*TASK DETAILS*
Reproduce each line exactly, including spacing and punctuation.

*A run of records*

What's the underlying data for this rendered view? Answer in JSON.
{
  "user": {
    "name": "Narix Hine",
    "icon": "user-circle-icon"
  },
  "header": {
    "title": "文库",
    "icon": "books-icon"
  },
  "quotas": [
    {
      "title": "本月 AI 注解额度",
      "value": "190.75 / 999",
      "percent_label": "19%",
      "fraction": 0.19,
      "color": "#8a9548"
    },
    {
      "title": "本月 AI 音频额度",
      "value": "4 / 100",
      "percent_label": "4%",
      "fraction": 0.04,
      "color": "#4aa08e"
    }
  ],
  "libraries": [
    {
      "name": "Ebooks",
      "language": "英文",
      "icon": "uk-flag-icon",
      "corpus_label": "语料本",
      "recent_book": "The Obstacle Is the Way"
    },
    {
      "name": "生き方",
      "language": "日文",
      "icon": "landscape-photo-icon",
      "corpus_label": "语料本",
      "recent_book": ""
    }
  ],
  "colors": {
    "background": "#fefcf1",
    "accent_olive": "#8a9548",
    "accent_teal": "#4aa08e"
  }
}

*FINAL RESULT*
What's the underlying data for this rendered view? Answer in JSON.
{
  "user": {
    "name": "Narix Hine",
    "icon": "user-circle-icon"
  },
  "header": {
    "title": "文库",
    "icon": "books-icon"
  },
  "quotas": [
    {
      "title": "本月 AI 注解额度",
      "value": "190.75 / 999",
      "percent_label": "19%",
      "fraction": 0.19,
      "color": "#8a9548"
    },
    {
      "title": "本月 AI 音频额度",
      "value": "4 / 100",
      "percent_label": "4%",
      "fraction": 0.04,
      "color": "#4aa08e"
    }
  ],
  "libraries": [
    {
      "name": "Ebooks",
      "language": "英文",
      "icon": "uk-flag-icon",
      "corpus_label": "语料本",
      "recent_book": "The Obstacle Is the Way"
    },
    {
      "name": "生き方",
      "language": "日文",
      "icon": "landscape-photo-icon",
      "corpus_label": "语料本",
      "recent_book": ""
    }
  ],
  "colors": {
    "background": "#fefcf1",
    "accent_olive": "#8a9548",
    "accent_teal": "#4aa08e"
  }
}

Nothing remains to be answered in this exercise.